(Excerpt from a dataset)
▬▬▬

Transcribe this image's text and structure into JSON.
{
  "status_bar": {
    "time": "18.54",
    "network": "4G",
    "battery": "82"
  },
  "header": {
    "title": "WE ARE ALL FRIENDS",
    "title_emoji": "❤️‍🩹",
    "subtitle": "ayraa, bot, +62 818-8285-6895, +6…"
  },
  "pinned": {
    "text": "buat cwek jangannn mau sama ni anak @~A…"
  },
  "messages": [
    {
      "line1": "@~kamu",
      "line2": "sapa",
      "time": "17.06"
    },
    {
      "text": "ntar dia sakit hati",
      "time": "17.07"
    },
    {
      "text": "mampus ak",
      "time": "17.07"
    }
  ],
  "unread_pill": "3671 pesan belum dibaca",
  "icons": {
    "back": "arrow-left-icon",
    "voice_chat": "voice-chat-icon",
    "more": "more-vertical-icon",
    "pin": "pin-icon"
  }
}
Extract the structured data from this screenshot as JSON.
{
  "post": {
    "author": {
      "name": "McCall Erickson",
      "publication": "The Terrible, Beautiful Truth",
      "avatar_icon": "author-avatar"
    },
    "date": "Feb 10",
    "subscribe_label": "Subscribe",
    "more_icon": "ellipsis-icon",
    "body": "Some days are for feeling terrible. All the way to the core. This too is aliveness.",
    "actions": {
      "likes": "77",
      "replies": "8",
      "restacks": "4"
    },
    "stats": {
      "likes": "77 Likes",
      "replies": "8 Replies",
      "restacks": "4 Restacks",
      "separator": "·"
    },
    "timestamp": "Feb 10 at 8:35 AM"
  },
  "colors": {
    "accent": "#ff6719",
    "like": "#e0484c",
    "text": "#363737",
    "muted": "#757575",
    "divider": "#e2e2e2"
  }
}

▬▬▬

▶ Exercise details: Quote verbatim the line containing "Extract the structured" and every line after it through the end of the records above.

▶ Exercise solution:
Extract the structured data from this screenshot as JSON.
{
  "post": {
    "author": {
      "name": "McCall Erickson",
      "publication": "The Terrible, Beautiful Truth",
      "avatar_icon": "author-avatar"
    },
    "date": "Feb 10",
    "subscribe_label": "Subscribe",
    "more_icon": "ellipsis-icon",
    "body": "Some days are for feeling terrible. All the way to the core. This too is aliveness.",
    "actions": {
      "likes": "77",
      "replies": "8",
      "restacks": "4"
    },
    "stats": {
      "likes": "77 Likes",
      "replies": "8 Replies",
      "restacks": "4 Restacks",
      "separator": "·"
    },
    "timestamp": "Feb 10 at 8:35 AM"
  },
  "colors": {
    "accent": "#ff6719",
    "like": "#e0484c",
    "text": "#363737",
    "muted": "#757575",
    "divider": "#e2e2e2"
  }
}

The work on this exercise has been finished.